**Work to do**:
Return a copy of every line in the records that includes the word "name".

**Dataset**:
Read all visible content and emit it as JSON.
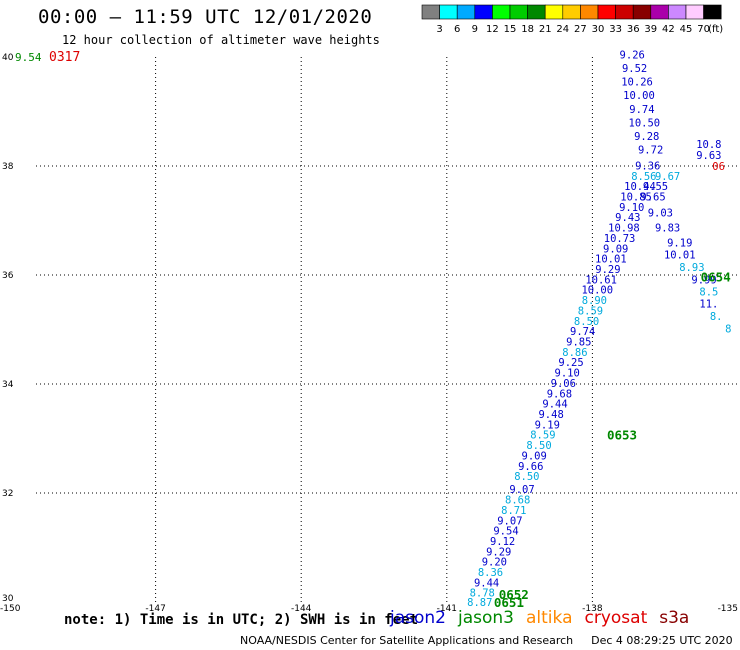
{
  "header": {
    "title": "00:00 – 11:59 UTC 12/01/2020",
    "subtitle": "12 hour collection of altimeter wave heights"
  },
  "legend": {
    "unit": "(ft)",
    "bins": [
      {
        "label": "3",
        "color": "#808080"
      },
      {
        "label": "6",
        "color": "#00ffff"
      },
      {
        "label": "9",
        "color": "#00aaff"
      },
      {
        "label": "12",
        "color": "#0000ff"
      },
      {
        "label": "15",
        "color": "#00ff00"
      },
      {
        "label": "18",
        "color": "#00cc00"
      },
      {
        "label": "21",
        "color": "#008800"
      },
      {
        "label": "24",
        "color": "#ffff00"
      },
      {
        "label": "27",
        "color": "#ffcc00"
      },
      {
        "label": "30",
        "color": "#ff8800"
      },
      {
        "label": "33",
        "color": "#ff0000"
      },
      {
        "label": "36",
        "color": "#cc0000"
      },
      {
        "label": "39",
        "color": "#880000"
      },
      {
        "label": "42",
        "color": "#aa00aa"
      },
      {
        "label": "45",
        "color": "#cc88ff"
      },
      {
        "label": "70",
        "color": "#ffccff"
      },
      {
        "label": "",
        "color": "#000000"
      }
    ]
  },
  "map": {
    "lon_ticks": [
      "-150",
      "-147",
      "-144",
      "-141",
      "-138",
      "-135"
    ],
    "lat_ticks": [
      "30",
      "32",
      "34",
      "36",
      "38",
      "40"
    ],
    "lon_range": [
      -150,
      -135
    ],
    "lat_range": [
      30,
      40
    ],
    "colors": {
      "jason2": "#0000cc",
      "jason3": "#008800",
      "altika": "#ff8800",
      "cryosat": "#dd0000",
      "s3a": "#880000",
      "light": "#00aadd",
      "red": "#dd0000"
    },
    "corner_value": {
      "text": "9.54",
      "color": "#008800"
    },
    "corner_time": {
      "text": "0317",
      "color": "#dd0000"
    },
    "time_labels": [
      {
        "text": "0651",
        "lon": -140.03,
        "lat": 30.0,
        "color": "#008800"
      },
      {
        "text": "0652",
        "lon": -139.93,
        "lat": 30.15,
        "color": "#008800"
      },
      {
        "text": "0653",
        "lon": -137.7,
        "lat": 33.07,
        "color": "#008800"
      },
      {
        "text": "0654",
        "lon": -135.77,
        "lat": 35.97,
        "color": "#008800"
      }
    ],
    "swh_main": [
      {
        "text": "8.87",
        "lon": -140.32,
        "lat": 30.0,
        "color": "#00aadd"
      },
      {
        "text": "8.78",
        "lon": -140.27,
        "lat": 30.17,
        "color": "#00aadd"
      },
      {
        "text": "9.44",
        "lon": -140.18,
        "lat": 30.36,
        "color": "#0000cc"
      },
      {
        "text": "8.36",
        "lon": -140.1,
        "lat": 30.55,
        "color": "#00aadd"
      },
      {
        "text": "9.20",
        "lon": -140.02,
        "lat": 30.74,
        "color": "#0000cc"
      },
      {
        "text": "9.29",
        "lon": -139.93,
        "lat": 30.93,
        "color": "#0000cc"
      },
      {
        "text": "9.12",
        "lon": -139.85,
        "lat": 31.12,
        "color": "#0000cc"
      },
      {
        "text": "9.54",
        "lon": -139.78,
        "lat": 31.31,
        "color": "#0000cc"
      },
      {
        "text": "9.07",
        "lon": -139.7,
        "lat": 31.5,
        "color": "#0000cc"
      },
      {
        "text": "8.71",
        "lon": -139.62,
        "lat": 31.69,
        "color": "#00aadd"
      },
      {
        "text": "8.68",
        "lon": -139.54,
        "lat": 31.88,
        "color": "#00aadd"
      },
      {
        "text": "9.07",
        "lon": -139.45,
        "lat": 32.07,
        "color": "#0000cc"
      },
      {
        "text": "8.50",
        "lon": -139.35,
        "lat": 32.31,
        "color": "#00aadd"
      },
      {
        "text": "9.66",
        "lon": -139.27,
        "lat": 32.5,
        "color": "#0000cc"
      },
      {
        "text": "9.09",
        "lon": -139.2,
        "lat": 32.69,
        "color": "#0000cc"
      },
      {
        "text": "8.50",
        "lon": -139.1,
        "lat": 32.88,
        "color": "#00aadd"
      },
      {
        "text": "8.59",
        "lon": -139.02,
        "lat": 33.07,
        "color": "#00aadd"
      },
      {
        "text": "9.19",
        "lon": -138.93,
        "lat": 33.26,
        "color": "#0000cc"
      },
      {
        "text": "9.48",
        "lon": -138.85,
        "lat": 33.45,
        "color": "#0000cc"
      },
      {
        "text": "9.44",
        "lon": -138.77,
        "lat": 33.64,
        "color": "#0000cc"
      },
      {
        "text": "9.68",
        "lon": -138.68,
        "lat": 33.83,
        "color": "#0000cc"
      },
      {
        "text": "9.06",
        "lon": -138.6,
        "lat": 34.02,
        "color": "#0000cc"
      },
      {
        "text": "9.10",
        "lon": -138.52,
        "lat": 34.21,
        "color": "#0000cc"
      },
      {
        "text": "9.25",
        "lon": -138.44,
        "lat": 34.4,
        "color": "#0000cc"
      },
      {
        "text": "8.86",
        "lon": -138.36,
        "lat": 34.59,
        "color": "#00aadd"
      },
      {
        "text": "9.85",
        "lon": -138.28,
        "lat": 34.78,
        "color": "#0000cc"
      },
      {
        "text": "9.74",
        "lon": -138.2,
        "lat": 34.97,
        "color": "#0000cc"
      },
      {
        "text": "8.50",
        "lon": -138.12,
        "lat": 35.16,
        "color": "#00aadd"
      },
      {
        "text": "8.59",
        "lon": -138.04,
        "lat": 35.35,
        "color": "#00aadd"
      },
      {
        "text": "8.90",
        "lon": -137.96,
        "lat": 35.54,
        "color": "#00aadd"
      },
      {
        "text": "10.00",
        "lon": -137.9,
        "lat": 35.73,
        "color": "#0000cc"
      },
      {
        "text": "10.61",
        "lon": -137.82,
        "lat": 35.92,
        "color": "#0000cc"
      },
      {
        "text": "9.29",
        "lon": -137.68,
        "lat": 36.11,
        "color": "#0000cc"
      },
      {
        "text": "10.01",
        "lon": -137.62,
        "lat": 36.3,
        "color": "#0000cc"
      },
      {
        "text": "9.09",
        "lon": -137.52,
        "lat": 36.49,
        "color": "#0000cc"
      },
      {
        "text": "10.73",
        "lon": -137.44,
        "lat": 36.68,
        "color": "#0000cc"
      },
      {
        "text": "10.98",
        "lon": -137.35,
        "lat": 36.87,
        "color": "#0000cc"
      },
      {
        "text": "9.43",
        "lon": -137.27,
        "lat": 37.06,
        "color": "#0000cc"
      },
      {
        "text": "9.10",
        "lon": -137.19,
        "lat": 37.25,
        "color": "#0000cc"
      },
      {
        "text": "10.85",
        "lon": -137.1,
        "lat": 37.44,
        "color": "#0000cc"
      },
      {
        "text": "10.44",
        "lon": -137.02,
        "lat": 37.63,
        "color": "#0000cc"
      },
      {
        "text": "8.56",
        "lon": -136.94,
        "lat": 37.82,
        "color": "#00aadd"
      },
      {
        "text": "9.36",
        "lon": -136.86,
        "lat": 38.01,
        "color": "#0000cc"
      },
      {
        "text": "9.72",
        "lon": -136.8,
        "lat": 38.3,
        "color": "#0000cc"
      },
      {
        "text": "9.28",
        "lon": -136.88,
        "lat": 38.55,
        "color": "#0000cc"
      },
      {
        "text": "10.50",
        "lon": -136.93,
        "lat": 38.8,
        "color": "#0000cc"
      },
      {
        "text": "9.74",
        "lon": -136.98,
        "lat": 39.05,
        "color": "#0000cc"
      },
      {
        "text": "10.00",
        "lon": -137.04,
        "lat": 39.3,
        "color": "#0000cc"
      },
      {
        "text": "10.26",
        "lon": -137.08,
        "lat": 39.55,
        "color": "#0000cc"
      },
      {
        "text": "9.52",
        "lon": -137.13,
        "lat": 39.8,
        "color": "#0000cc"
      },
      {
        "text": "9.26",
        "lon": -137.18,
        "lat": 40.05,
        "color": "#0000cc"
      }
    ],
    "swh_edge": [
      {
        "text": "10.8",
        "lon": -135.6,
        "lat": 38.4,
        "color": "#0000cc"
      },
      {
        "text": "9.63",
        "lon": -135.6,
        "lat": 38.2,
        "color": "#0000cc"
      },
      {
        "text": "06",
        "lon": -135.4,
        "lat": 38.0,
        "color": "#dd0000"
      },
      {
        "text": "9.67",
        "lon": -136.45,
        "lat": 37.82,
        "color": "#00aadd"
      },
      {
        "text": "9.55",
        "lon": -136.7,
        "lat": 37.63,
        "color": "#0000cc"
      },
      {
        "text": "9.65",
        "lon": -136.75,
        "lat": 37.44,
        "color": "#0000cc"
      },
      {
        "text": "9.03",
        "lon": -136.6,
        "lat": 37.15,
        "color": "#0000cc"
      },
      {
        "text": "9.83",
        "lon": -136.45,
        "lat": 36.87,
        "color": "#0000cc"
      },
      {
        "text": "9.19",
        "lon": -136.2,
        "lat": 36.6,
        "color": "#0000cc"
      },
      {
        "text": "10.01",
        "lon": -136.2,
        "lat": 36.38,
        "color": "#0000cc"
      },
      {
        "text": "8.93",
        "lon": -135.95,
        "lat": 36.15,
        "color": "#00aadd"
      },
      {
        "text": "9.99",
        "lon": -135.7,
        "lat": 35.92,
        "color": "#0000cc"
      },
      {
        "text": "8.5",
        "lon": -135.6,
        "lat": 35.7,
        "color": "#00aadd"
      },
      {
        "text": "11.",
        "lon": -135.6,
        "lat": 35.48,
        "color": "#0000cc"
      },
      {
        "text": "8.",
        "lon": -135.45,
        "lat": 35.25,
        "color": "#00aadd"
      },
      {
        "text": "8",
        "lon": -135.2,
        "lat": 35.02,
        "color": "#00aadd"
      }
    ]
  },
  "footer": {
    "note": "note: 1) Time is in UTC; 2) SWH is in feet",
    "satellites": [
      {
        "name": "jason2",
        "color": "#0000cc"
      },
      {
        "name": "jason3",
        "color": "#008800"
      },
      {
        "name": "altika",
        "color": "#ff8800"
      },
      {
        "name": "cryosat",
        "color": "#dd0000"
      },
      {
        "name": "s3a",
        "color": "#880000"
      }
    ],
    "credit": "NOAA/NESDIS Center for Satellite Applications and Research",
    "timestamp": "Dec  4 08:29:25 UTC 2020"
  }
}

**Correct output**:
        "name": "jason2",
        "name": "jason3",
        "name": "altika",
        "name": "cryosat",
        "name": "s3a",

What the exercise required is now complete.